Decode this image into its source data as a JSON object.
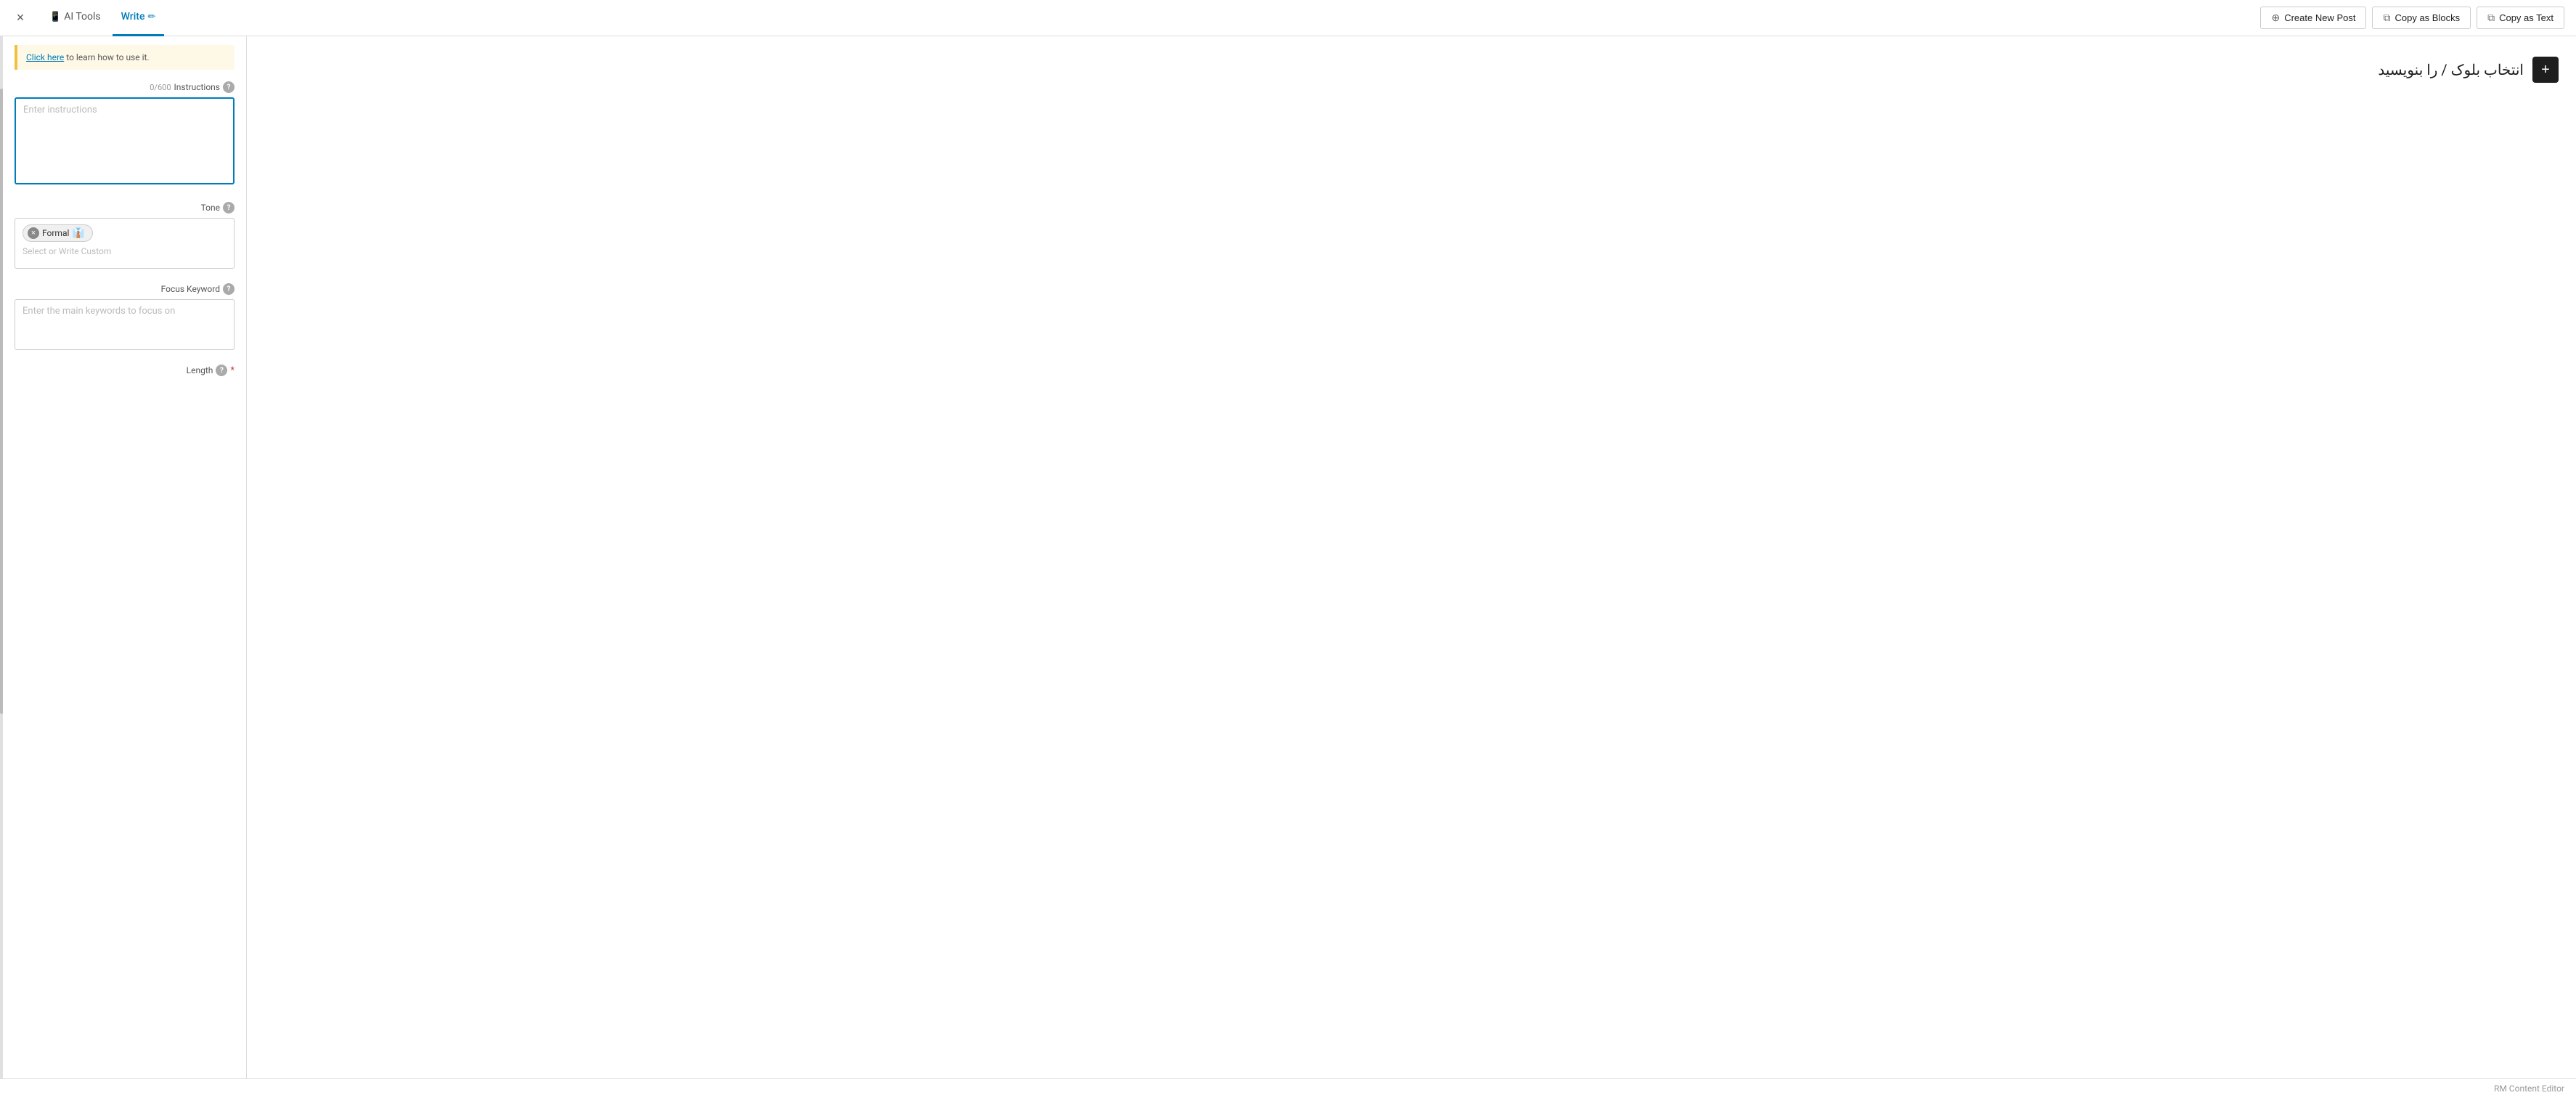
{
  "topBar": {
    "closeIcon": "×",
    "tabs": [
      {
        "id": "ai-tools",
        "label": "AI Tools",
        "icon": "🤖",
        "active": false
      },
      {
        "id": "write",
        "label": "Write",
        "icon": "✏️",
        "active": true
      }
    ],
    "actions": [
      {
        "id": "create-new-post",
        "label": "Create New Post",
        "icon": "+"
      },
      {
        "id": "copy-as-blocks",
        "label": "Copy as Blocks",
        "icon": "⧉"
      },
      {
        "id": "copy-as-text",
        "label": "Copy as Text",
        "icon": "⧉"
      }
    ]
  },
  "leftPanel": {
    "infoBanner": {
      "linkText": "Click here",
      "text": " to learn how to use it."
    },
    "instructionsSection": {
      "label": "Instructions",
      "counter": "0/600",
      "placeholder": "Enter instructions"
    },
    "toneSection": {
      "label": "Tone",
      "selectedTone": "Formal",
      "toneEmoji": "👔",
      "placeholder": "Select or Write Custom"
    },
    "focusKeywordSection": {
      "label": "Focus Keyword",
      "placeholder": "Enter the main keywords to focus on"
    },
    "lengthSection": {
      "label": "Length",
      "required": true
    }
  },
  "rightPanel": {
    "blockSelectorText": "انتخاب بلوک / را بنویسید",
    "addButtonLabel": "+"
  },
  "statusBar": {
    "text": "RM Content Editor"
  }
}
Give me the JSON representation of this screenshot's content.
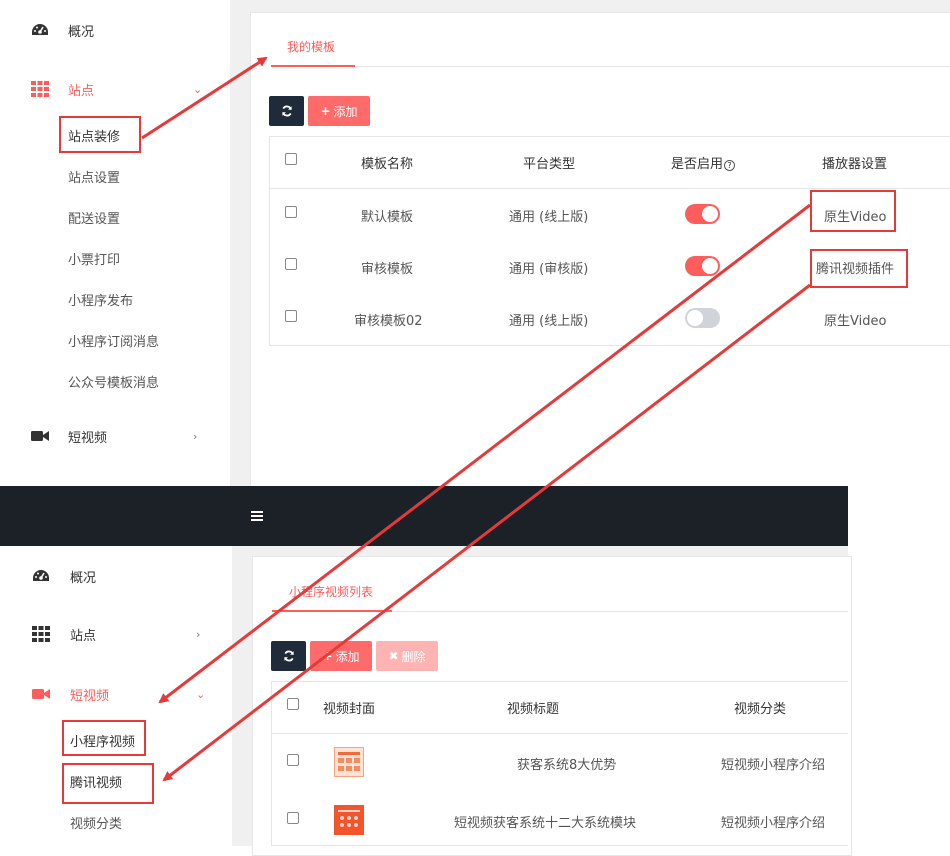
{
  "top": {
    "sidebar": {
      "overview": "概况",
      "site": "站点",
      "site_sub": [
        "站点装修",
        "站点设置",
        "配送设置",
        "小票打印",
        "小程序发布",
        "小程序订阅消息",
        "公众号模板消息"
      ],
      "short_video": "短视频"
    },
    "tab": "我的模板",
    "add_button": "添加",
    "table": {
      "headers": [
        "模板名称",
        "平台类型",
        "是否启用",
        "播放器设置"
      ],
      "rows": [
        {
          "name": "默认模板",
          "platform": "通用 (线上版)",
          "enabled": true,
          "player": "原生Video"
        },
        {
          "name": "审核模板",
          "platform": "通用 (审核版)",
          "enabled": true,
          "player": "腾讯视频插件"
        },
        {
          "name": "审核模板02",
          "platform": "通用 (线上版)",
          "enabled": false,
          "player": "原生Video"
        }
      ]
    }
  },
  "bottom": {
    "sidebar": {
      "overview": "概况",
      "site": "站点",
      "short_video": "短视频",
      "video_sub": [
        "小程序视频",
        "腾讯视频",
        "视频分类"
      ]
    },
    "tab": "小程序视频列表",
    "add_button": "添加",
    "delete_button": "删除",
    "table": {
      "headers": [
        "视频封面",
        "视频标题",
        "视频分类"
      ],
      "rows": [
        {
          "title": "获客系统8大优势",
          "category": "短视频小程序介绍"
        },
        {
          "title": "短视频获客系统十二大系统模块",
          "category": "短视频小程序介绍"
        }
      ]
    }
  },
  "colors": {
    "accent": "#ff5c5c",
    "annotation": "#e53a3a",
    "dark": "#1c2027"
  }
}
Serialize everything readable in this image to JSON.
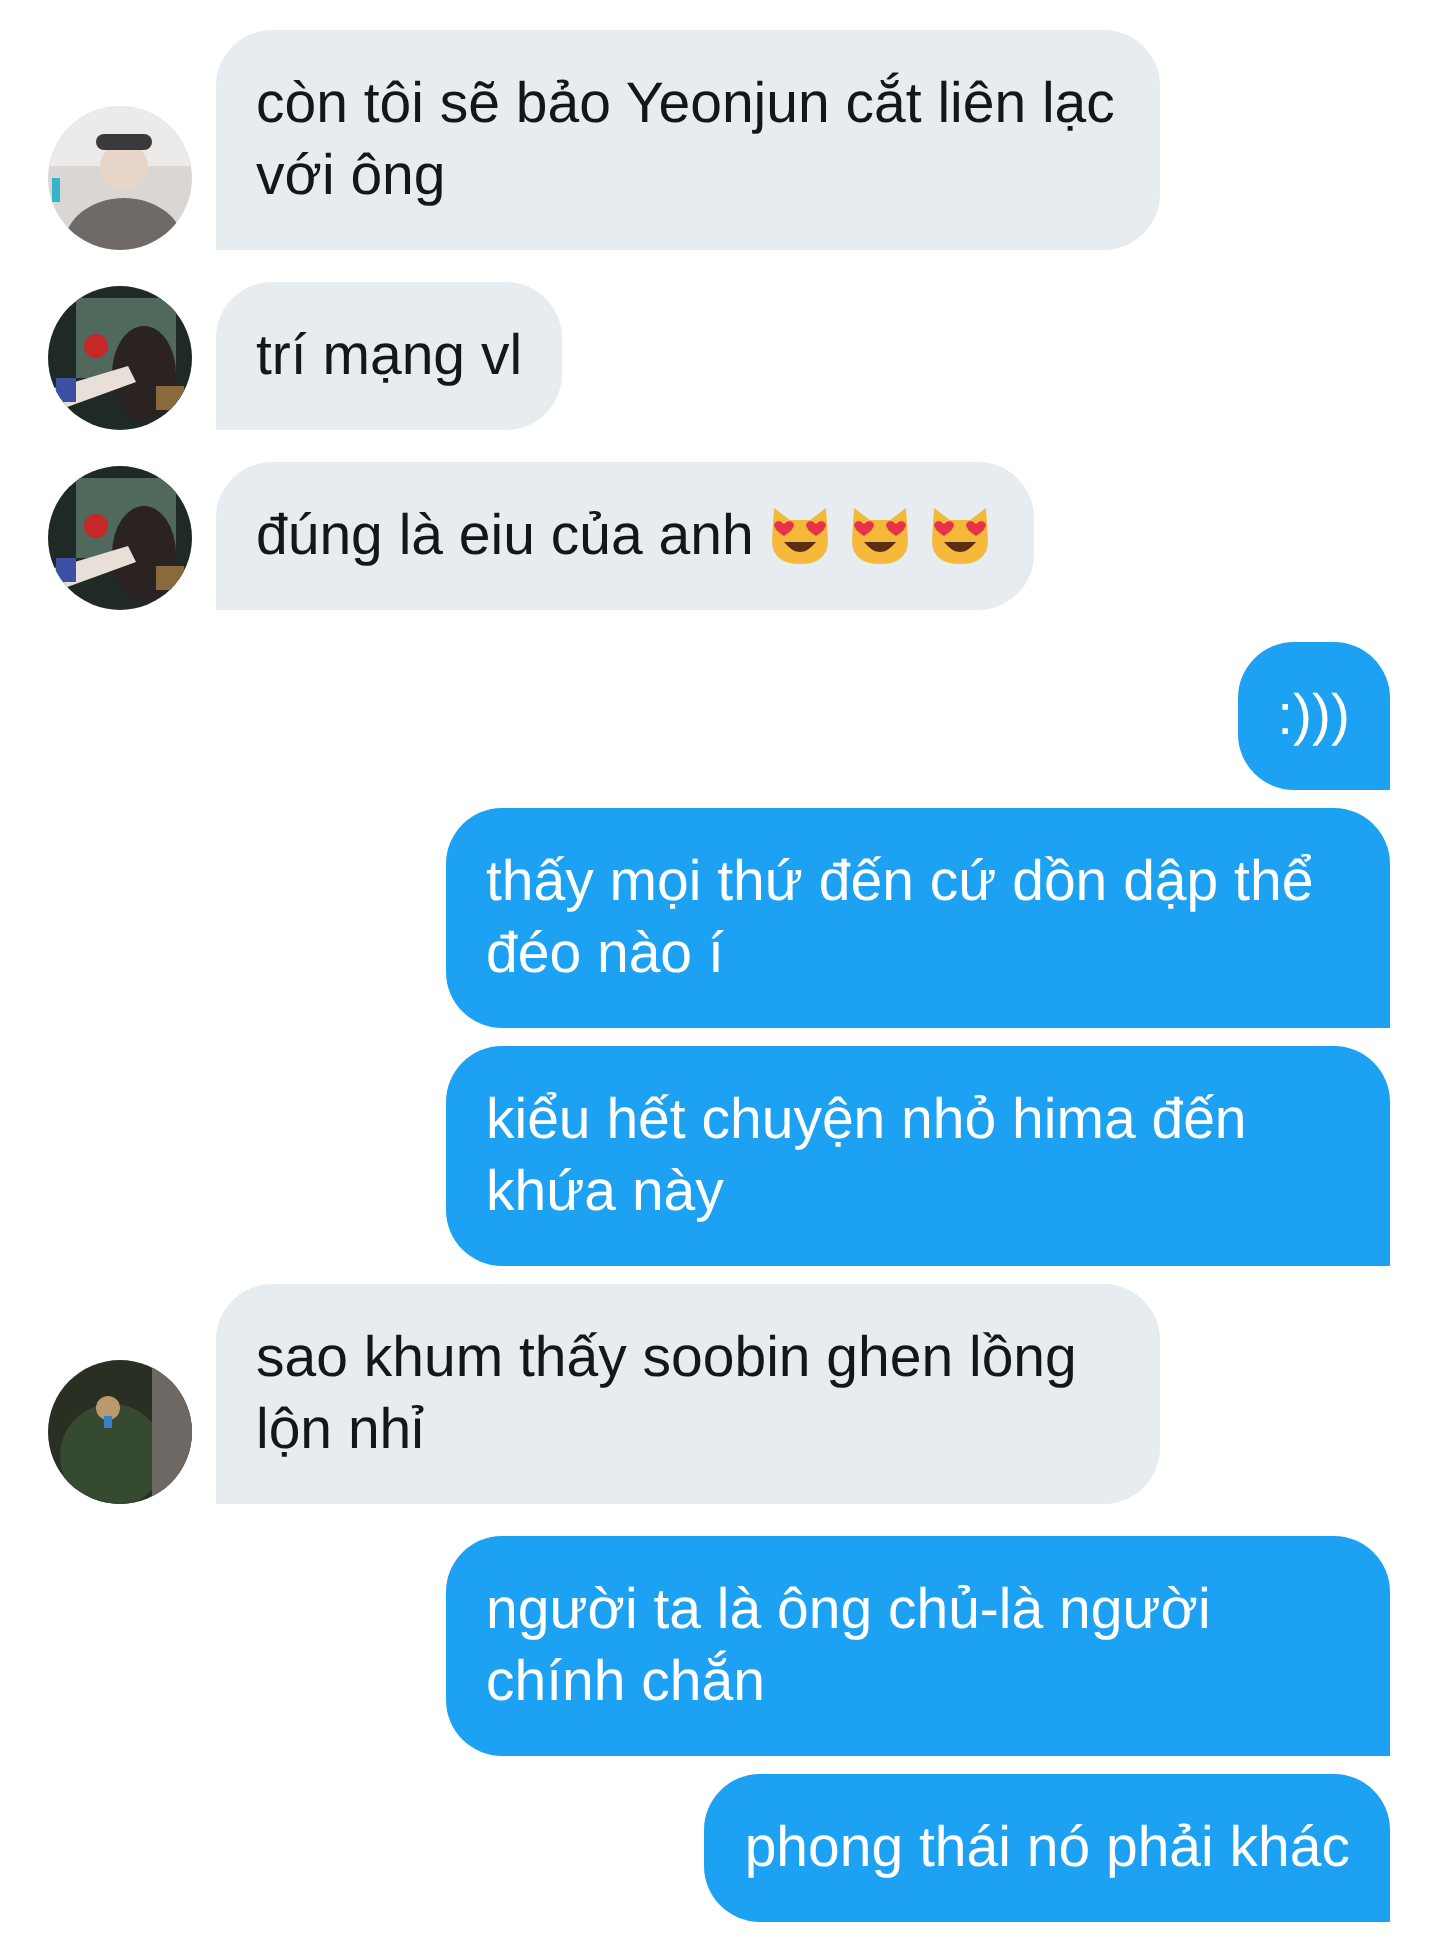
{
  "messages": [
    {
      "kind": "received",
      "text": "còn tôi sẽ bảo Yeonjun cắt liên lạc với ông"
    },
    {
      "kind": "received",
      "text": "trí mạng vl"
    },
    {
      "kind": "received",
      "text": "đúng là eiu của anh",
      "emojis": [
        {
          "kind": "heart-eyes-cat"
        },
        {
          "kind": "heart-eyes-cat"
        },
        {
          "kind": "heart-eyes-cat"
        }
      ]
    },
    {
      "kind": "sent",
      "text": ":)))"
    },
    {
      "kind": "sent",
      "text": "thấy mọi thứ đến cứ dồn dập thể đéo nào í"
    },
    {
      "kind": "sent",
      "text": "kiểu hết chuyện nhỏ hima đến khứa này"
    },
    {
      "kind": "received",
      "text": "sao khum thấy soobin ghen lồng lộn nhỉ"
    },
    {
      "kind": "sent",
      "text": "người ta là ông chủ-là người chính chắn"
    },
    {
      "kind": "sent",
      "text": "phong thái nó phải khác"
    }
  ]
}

● ● ● ● ●

#### YOUR GOAL:
Across the data, tally the lines containing "this" and give back the number alone.

#### COMPLETE RESPONSE:
3